(Information supplied):
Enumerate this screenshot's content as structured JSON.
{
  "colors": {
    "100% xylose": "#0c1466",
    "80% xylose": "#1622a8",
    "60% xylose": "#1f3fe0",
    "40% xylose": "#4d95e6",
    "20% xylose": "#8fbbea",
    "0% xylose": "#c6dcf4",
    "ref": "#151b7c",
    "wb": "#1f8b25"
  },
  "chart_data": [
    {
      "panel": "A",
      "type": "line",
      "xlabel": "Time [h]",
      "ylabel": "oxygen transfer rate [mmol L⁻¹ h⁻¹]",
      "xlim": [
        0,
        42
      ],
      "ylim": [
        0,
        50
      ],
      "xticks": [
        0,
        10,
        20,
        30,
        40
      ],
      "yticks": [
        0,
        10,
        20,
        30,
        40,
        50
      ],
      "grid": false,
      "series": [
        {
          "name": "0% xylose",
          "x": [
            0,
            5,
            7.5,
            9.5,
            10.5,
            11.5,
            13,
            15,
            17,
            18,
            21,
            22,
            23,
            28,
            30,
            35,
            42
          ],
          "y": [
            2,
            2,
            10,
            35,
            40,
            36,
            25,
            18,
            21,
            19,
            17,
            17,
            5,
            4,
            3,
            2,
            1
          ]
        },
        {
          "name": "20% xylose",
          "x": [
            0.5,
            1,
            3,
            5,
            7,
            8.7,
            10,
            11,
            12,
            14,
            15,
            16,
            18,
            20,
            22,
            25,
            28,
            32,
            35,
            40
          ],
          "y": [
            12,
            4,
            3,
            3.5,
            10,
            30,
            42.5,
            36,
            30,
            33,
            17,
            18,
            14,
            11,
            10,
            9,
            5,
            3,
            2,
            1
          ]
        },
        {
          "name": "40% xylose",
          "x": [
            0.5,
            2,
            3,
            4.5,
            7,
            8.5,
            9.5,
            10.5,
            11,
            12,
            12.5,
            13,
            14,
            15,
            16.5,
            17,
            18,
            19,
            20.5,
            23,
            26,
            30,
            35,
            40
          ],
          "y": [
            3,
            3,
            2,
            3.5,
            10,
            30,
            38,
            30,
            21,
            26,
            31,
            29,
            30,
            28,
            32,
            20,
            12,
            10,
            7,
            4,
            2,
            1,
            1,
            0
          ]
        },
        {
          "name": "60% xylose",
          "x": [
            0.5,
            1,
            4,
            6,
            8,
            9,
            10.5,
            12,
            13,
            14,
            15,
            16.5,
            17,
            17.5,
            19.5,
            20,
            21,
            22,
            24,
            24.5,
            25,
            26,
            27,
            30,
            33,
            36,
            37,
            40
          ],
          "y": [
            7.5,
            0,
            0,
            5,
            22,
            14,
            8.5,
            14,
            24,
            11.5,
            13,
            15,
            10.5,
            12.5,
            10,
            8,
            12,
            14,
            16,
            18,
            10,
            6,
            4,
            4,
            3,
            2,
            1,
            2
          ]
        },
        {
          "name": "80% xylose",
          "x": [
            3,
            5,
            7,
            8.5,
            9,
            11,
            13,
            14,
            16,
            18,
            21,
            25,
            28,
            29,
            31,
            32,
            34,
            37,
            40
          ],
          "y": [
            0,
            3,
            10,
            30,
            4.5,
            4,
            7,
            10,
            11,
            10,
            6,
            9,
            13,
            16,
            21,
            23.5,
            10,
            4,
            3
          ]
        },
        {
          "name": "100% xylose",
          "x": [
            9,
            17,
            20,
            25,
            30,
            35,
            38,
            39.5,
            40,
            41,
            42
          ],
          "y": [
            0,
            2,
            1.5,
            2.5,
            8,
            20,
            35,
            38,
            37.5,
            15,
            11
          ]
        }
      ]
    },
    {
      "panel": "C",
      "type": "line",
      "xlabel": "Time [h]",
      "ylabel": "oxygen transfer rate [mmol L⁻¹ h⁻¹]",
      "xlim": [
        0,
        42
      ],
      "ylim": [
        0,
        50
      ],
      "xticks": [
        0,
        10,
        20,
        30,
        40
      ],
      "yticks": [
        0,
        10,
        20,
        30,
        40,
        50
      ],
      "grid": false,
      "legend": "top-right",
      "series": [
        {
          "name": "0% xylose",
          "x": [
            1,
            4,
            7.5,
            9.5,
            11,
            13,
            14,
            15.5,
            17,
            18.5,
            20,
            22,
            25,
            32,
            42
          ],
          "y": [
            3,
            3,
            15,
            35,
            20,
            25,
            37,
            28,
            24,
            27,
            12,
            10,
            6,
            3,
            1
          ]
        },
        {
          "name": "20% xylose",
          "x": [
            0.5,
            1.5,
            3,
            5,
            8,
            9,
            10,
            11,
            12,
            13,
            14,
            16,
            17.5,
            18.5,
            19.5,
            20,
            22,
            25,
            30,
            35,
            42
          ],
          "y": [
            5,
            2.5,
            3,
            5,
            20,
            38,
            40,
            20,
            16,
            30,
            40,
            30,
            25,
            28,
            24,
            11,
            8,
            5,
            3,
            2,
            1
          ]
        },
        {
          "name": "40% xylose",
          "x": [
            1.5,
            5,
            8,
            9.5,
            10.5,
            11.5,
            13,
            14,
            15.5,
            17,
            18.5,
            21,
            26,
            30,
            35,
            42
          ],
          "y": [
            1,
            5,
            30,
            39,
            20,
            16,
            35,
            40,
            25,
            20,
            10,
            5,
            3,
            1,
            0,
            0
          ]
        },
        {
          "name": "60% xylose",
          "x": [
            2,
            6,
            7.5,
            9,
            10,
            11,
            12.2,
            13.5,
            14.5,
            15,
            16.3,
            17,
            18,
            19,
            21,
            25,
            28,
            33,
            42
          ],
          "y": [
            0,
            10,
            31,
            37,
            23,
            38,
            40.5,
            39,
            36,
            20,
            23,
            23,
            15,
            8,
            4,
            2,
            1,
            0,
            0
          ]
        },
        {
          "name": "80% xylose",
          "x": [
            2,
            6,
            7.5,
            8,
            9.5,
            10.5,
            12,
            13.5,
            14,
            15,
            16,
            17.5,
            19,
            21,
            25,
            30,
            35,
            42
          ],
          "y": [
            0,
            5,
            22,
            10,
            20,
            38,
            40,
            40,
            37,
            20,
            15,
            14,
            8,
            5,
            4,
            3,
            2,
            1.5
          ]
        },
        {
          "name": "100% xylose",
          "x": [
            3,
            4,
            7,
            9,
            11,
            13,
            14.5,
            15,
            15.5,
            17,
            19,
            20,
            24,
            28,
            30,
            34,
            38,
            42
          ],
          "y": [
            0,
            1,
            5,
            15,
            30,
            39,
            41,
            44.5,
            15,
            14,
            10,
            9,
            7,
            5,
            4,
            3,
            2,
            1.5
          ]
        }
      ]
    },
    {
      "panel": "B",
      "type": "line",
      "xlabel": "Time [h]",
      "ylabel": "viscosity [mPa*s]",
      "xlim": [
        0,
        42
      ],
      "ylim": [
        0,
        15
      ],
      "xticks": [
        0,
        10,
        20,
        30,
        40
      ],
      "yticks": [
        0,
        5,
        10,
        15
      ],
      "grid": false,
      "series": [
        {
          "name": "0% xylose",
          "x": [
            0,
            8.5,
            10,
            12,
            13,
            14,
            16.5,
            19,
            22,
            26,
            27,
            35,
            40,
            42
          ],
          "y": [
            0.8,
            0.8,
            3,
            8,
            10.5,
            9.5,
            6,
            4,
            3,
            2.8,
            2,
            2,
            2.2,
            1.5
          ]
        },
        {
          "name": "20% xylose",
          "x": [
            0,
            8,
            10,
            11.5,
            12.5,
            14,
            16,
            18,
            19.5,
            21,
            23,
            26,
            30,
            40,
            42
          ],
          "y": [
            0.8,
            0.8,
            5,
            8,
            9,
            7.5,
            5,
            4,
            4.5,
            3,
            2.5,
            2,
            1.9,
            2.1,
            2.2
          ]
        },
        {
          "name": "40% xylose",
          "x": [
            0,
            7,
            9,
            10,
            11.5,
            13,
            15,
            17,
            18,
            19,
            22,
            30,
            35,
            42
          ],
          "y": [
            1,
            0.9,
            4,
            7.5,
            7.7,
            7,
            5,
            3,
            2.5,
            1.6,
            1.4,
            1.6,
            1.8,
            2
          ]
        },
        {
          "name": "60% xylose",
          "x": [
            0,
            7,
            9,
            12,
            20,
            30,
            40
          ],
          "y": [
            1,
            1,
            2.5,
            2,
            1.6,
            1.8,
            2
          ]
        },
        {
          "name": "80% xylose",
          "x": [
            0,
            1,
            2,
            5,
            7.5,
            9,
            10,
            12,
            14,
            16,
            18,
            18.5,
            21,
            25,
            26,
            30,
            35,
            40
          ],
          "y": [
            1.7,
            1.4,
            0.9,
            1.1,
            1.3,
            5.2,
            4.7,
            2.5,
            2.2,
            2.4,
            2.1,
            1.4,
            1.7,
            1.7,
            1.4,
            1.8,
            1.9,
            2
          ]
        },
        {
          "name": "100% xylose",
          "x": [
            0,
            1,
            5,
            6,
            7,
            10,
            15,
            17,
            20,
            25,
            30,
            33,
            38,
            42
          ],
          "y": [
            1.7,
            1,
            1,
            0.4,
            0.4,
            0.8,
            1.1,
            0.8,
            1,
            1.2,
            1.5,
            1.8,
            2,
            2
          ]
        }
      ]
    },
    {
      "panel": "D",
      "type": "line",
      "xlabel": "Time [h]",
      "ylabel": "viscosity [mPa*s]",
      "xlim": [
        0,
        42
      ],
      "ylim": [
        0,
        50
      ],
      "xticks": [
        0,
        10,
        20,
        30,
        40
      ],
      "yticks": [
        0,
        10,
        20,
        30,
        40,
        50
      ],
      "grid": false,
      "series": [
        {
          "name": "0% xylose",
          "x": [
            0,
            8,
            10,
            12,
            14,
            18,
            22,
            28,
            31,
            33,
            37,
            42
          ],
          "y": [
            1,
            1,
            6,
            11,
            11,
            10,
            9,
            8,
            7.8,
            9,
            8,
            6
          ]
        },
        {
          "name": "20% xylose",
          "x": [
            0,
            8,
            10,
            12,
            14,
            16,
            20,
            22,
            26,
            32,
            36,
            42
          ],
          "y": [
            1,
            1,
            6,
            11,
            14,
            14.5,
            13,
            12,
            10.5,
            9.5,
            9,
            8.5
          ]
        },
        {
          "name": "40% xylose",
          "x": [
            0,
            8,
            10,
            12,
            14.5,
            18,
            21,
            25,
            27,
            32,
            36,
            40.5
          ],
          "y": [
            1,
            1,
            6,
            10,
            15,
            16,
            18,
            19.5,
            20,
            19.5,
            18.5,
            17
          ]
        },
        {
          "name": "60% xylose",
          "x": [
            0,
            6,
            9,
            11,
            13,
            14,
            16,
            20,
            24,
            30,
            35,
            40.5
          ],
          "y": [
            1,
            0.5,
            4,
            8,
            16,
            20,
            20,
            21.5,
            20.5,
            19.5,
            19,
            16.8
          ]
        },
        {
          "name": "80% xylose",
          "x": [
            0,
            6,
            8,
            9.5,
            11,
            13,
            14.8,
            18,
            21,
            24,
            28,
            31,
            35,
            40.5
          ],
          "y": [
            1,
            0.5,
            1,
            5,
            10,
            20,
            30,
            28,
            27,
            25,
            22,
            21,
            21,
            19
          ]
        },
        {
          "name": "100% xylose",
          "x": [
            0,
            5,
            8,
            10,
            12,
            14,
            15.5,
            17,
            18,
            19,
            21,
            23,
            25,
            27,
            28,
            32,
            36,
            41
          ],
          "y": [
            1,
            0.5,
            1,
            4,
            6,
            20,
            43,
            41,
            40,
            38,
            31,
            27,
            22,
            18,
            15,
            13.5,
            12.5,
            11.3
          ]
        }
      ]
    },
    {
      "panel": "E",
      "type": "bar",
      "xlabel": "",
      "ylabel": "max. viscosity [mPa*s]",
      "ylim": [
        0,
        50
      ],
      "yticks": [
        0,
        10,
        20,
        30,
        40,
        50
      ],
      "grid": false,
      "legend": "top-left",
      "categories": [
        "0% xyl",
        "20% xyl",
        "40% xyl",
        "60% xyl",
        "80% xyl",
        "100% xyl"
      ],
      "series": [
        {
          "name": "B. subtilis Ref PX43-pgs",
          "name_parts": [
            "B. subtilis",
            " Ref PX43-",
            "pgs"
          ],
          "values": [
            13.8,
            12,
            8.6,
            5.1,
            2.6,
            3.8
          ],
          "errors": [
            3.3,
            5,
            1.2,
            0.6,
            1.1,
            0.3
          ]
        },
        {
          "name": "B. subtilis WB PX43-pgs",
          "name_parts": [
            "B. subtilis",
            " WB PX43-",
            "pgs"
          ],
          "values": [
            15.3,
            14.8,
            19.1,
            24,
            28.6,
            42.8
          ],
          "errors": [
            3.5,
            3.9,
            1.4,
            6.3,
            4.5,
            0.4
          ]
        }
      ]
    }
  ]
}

(Exercise directions):
Which lines hold the string "panel"? Copy all of them from the data above.

(Problem solution):
      "panel": "A",
      "panel": "C",
      "panel": "B",
      "panel": "D",
      "panel": "E",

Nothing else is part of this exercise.